* TASK REQUIREMENTS *
Leave out the pictures and print precisely the lines from the line with "Give me the" to the final line of the entries, both ends included.

━━━ DATASET EXTRACT ━━━

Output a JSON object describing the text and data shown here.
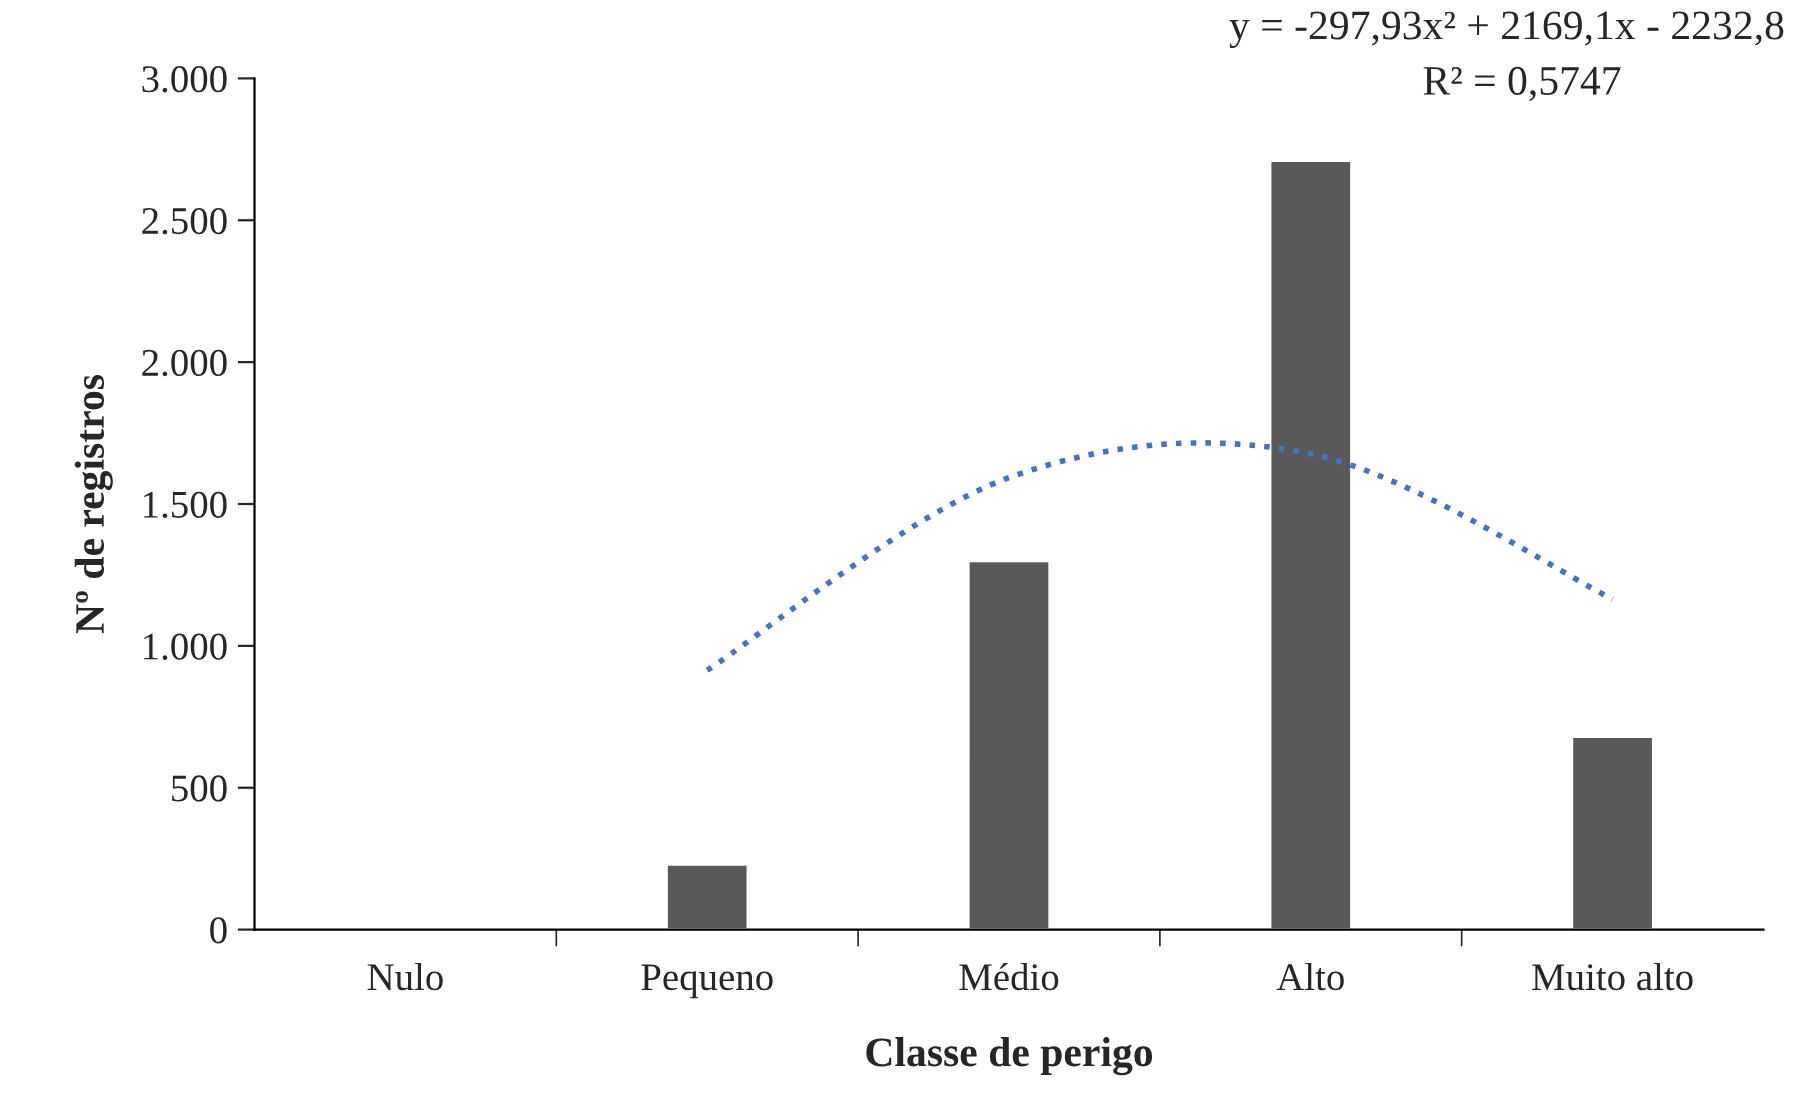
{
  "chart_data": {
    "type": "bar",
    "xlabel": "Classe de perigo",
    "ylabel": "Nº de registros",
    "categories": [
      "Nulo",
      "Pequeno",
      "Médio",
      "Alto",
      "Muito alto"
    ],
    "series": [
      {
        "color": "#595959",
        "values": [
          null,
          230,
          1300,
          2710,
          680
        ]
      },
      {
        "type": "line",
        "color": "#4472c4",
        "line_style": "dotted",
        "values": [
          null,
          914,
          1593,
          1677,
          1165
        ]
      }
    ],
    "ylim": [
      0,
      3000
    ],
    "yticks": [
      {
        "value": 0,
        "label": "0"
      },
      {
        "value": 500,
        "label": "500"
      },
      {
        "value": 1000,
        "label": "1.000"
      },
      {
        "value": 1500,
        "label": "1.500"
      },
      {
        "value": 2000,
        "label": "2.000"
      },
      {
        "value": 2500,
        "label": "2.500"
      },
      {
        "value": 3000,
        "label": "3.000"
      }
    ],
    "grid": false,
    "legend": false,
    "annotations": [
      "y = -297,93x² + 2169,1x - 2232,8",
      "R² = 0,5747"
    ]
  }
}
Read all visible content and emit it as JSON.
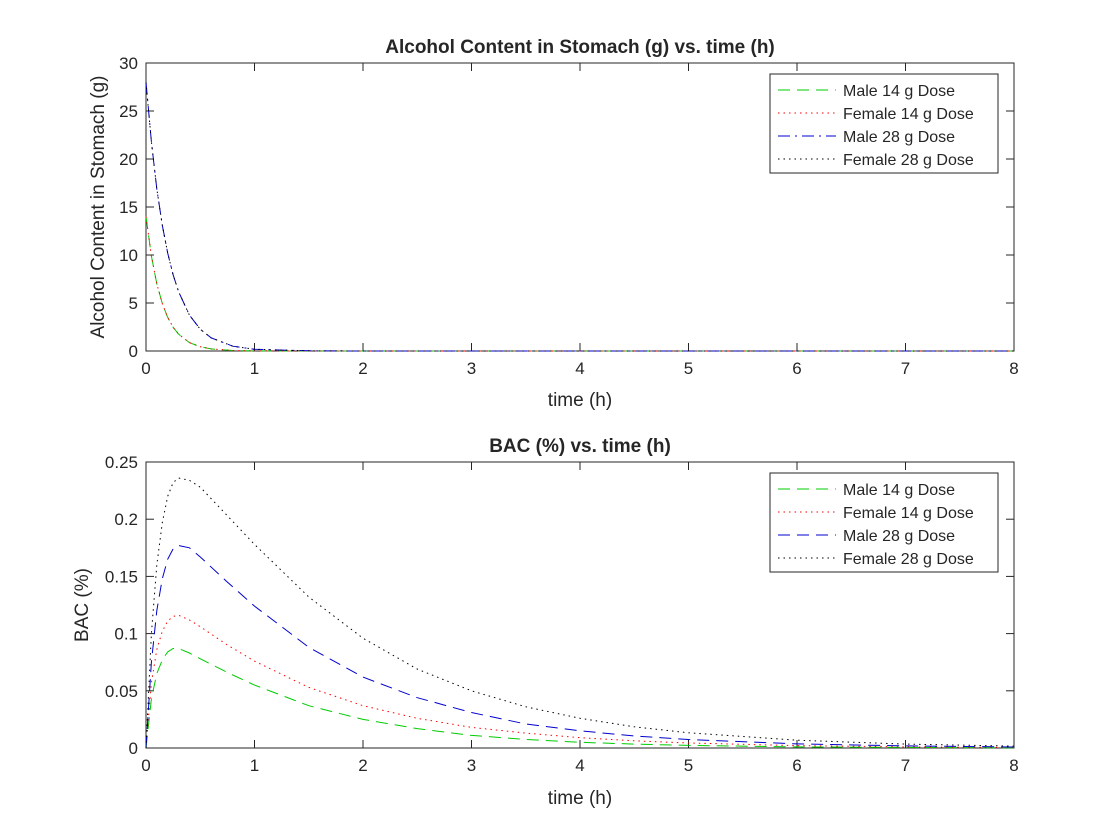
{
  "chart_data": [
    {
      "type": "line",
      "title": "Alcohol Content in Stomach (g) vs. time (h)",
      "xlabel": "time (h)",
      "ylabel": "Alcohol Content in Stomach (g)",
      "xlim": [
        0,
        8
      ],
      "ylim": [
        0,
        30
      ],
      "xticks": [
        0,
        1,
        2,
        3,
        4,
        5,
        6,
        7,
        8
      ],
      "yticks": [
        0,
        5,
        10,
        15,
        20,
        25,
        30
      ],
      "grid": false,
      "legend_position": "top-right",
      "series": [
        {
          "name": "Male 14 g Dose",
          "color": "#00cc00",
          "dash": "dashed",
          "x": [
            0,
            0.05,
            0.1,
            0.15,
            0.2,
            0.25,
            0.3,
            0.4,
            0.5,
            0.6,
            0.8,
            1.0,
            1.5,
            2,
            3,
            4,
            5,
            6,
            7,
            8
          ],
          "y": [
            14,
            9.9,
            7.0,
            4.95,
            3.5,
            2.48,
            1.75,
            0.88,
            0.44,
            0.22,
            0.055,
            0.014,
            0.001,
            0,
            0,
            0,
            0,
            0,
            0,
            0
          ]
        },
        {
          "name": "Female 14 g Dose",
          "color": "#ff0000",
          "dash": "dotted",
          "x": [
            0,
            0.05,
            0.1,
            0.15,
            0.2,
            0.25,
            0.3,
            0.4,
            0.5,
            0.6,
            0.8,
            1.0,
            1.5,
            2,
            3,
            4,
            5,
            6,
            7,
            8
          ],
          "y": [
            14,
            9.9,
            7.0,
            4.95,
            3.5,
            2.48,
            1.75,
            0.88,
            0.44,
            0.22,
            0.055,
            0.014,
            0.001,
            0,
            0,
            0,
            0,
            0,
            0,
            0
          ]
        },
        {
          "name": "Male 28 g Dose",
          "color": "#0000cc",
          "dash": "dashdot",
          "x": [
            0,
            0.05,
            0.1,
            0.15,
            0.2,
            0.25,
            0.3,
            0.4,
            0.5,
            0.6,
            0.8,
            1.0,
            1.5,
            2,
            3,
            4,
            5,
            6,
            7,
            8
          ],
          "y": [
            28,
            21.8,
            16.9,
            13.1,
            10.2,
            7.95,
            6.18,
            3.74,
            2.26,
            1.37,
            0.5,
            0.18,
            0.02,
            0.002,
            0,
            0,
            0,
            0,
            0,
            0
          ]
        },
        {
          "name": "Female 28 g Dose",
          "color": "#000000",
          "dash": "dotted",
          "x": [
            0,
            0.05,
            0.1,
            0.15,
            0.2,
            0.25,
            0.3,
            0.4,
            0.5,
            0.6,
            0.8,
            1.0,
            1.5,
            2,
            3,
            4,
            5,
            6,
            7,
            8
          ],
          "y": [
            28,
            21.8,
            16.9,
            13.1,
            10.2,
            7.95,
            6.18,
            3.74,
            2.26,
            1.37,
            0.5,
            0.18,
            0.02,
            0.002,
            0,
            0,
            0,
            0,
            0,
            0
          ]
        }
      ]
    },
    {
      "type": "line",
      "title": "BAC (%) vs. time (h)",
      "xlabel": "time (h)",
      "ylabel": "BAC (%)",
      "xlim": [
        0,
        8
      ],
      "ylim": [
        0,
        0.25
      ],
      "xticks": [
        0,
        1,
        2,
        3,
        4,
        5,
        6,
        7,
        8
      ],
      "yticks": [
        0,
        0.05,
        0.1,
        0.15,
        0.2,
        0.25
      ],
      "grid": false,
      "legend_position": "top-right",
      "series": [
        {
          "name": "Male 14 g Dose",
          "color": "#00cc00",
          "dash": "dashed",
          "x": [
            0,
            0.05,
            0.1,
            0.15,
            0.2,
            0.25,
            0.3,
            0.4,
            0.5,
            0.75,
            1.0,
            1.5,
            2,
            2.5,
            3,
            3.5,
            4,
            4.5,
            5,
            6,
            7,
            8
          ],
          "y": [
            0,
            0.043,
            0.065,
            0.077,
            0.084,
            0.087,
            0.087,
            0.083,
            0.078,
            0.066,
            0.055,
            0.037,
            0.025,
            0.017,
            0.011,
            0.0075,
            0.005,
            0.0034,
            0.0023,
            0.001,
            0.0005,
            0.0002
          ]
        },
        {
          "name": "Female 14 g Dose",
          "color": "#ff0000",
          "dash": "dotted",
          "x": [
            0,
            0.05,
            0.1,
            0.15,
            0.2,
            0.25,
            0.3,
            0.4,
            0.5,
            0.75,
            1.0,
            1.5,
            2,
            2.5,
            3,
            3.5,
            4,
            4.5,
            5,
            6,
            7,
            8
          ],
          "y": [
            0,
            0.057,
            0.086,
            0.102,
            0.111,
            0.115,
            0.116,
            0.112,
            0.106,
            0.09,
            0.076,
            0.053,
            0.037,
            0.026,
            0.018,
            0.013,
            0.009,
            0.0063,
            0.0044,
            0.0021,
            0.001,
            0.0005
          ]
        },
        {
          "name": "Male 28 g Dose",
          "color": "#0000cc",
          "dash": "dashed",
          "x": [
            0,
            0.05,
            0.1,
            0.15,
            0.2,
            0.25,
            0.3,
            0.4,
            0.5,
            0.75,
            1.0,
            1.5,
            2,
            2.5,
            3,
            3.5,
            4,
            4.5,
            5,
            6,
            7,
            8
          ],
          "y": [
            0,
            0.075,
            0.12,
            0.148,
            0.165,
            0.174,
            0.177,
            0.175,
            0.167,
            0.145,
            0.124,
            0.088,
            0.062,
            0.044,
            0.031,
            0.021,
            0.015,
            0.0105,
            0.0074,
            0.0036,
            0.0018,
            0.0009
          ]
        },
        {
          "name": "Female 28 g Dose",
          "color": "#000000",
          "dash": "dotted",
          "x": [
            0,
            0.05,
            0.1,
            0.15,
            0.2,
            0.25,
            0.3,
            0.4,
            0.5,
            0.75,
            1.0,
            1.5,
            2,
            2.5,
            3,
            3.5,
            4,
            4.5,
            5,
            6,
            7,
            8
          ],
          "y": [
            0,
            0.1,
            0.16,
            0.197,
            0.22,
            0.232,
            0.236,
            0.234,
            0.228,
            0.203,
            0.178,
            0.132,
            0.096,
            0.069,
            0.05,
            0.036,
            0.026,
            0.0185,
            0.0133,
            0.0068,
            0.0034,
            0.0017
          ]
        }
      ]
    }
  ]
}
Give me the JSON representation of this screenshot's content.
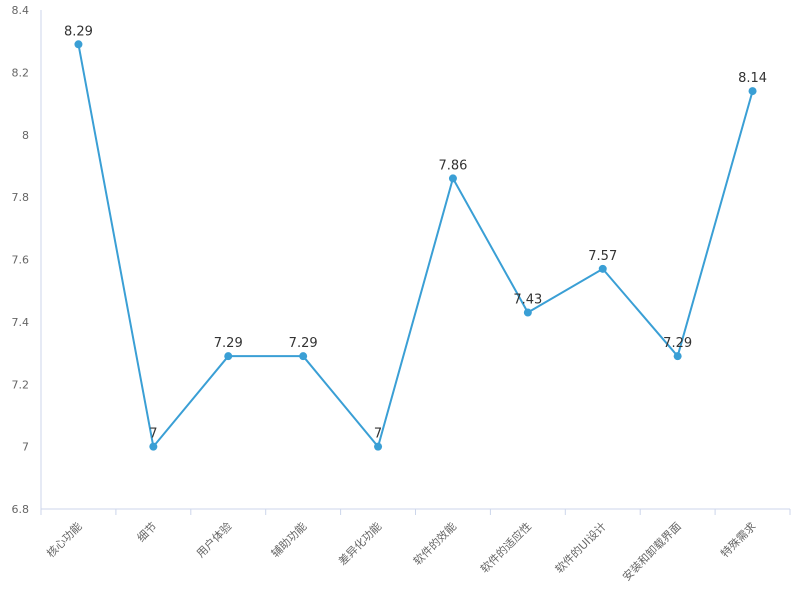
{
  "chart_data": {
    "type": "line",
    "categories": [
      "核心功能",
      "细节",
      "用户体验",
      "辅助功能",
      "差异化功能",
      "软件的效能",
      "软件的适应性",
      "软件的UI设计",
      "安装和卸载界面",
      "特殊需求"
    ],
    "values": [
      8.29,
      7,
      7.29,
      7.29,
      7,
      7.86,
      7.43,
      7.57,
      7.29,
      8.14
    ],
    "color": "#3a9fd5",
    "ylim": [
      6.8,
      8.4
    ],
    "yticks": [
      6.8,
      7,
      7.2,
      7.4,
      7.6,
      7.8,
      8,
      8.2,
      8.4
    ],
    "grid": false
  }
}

━━━

* ANSWER TO THE TASK *
Give me the JSON representation of this screenshot's content.
{
  "chart_data": {
    "type": "line",
    "categories": [
      "核心功能",
      "细节",
      "用户体验",
      "辅助功能",
      "差异化功能",
      "软件的效能",
      "软件的适应性",
      "软件的UI设计",
      "安装和卸载界面",
      "特殊需求"
    ],
    "values": [
      8.29,
      7,
      7.29,
      7.29,
      7,
      7.86,
      7.43,
      7.57,
      7.29,
      8.14
    ],
    "color": "#3a9fd5",
    "ylim": [
      6.8,
      8.4
    ],
    "yticks": [
      6.8,
      7,
      7.2,
      7.4,
      7.6,
      7.8,
      8,
      8.2,
      8.4
    ],
    "grid": false
  }
}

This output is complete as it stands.